## start Selected extract
In this case, the immaculate fluorescent green war, with fireworks launched by "intelligent weapons" and "friendly fire" presented by CNN was complemented by the war of pain, death and destroyed bodies shown by Al-Jazeera. Unlike the Gulf war --where we only saw the fireworks-- this time the world entire world watched in horror the spectacle of the real war.

However, whether the war is shown to us in a real or in a virtual way, it should be pointed out that in both cases we run the same risk: that of growing accustomed to it. The horror and indignation over a war that we all know is unjust and whose televised pictures enter our houses daily, is followed by the acceptance that there will be more wars. There is already talk of Iran, Syria, North Korea, as episodes that are as outrageous as inevitable of a permanent war. This is the greatest challenge: to avoid becoming accustomed to war and to continue fighting for peace.

For years now, it is being said that the next wars will be over water. It is considered inevitable. Books are written and pictures made on the issue. You only have to wait for water to get scarcer for the inevitable denouement to take place. However, it is as avoidable as was the war that so many human beings are now suffering.

Of course, if the world continues along the path it is following, water will become scarce. What is more, drinking water is already scarce in many parts of the world, both in the north and in the south because of the unsustainable production and consumption model imposed throughout the planet. As a consequence of this model, forests and wetlands --the regulators of water par excellence-- continue to disappear. Watercourses continue to be modified and obstructed by large hydroelectric dams. Industry contaminates water sources all over the planet. Commercial agriculture continues to poison the land with agrochemicals that end up by contaminating water. The enormous monoculture eucalyptus plantations pump out millions of litres of water from the soil and prevent the water table from being replenished. All these events are reflected in articles describing very real situations in this same bulletin.

However, it is important to note that none of this is inevitable. On the contrary, peoples are crying out and struggling all over the world to avoid it. Against their governments, against the large corporations, against international organizations. Some times, they succeed, some times, they are defeated. Nevertheless, they struggle to avoid it.

However, from the centres of power, war continues to be chosen. Against nature, against water and against the people. Instead of addressing the causes generating the loss of water resources, the large companies have chosen to appropriate water. The privatization process is rapidly advancing and water --an essential resource for all living beings-- is gradually being taken over by the large corporations whose only objective is to make a profit. It is well known that the scarcer a resource is, the greater the profit for those who own it.
## end Selected extract
## start Data segment
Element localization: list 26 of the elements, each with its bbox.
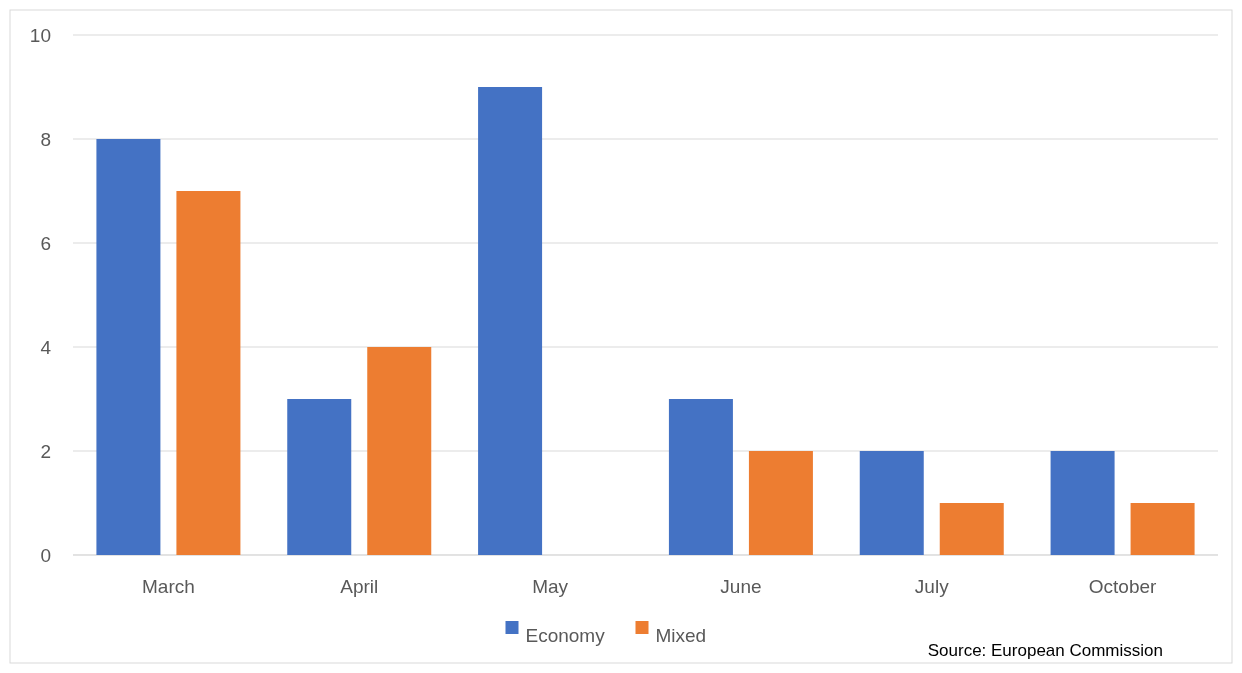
## end Data segment
▶ [Given exercise A] In the passage on war and water, what do the enormous monoculture eucalyptus plantations prevent?
▶ [Given exercise B] Translate this sentence from the passage on war and water into Spanish: "It is well known that the scarcer a resource is, the greater the profit for those who own it."
▶ [Given exercise C] Carry the passage on war and water forward from its final sentence.

▶ [Expected output A] They prevent the water table from being replenished.

▶ [Expected output B] Es bien sabido que cuanto más escaso es un recurso, mayor es la ganancia para quienes lo poseen.

▶ [Expected output C]
If we continue along this path, the consequences will of course be the usual ones: multinational water companies in one country will confront multinational water companies in another. Those of the stronger country will invade those of the weaker country. Not in their own countries of course, but in third party countries governed by some tyrant put into power by one of the two bands. Just as if water were oil.

It is time for common sense to prevail over madness. Humanity's resources should be precisely that: resources of and for humanity. So far, no dictionary has stated that the word "company" is a synonym of "humanity." Water is the source of all life and therefore access to water is a primordial human right. Its defence starts by protecting the ecosystems that ensure the water cycle --in particular forests and wetlands-- and ends by ensuring that each human being has drinking water available in accordance with his/her needs.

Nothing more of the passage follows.